**WHAT IS REQUIRED:** Pictures in the data below are not part of the copy; transcribe everything else exactly.

□ □ □ □

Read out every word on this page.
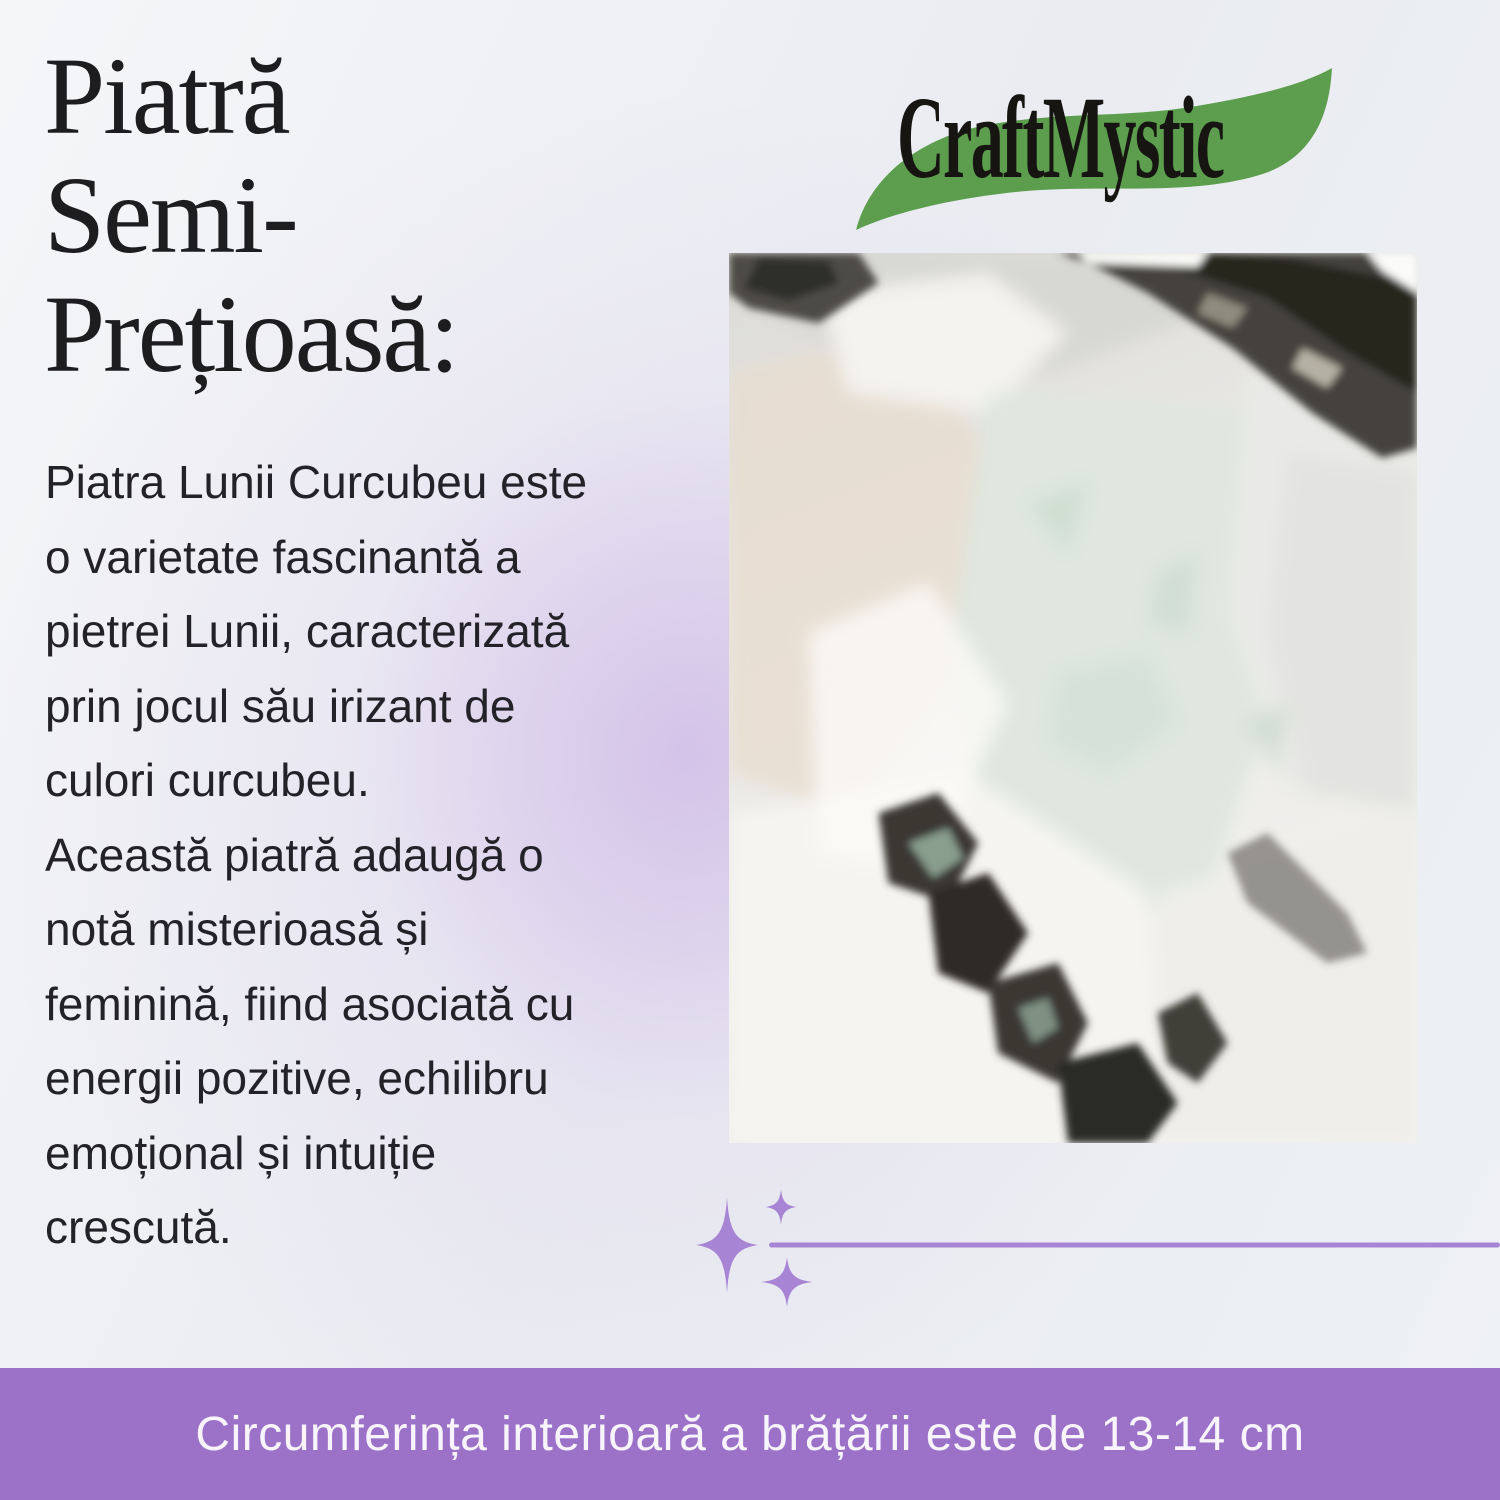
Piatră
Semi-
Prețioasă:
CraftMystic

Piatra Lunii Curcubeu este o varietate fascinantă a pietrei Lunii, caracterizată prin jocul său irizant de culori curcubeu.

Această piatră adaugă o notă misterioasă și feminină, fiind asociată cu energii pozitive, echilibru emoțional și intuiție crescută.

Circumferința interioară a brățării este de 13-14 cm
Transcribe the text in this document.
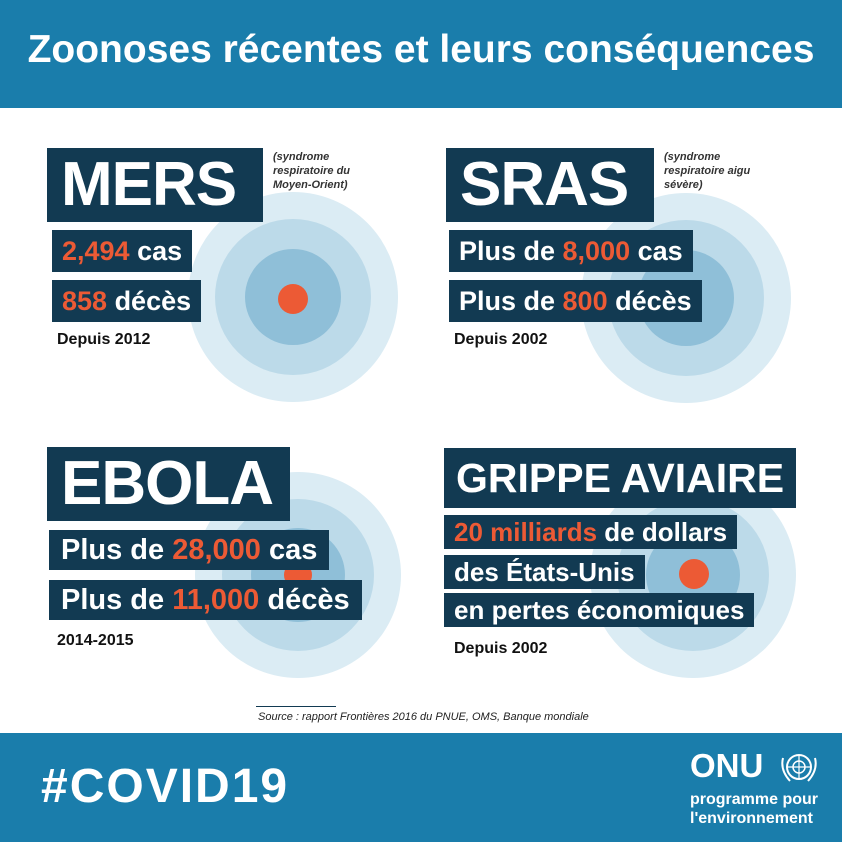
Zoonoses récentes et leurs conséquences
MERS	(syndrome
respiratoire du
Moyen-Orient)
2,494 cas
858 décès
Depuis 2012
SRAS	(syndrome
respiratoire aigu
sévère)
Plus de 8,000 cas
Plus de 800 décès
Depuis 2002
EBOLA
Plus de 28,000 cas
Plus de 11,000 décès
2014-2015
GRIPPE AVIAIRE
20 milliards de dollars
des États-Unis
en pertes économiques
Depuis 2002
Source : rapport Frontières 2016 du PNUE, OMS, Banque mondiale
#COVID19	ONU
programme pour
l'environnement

□ □ □ □

**EXERCISE RESULT:**
Read out every word on this page.
Piatră
Semi-
Prețioasă:
CraftMystic

Piatra Lunii Curcubeu este o varietate fascinantă a pietrei Lunii, caracterizată prin jocul său irizant de culori curcubeu.

Această piatră adaugă o notă misterioasă și feminină, fiind asociată cu energii pozitive, echilibru emoțional și intuiție crescută.

Circumferința interioară a brățării este de 13-14 cm
Transcribe the text in this document.
Zoonoses récentes et leurs conséquences
MERS	(syndrome
respiratoire du
Moyen-Orient)
2,494 cas
858 décès
Depuis 2012
SRAS	(syndrome
respiratoire aigu
sévère)
Plus de 8,000 cas
Plus de 800 décès
Depuis 2002
EBOLA
Plus de 28,000 cas
Plus de 11,000 décès
2014-2015
GRIPPE AVIAIRE
20 milliards de dollars
des États-Unis
en pertes économiques
Depuis 2002
Source : rapport Frontières 2016 du PNUE, OMS, Banque mondiale
#COVID19	ONU
programme pour
l'environnement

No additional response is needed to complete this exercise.